_YOUR GOAL_: Leave out the pictures and copy the remaining records exactly.

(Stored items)

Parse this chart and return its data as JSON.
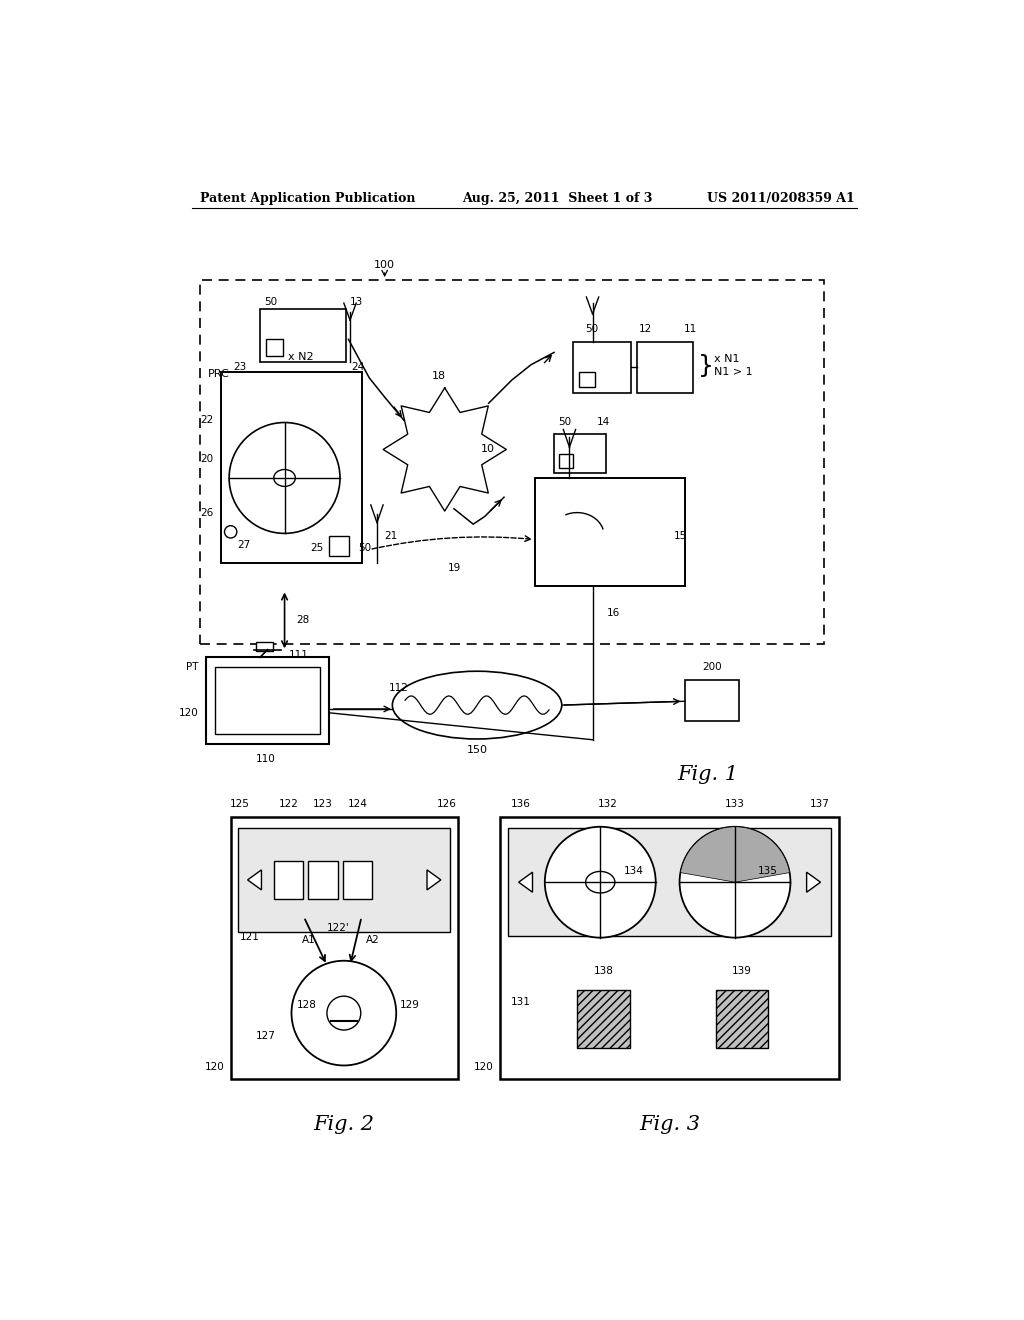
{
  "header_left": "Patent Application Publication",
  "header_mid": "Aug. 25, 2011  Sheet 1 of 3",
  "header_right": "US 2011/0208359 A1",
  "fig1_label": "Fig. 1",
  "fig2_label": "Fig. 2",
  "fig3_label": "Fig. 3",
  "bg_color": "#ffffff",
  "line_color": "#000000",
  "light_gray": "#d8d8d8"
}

_RESULT OF THE EXERCISE_:
Parse this chart and return its data as JSON.
{
  "header_left": "Patent Application Publication",
  "header_mid": "Aug. 25, 2011  Sheet 1 of 3",
  "header_right": "US 2011/0208359 A1",
  "fig1_label": "Fig. 1",
  "fig2_label": "Fig. 2",
  "fig3_label": "Fig. 3",
  "bg_color": "#ffffff",
  "line_color": "#000000",
  "light_gray": "#d8d8d8"
}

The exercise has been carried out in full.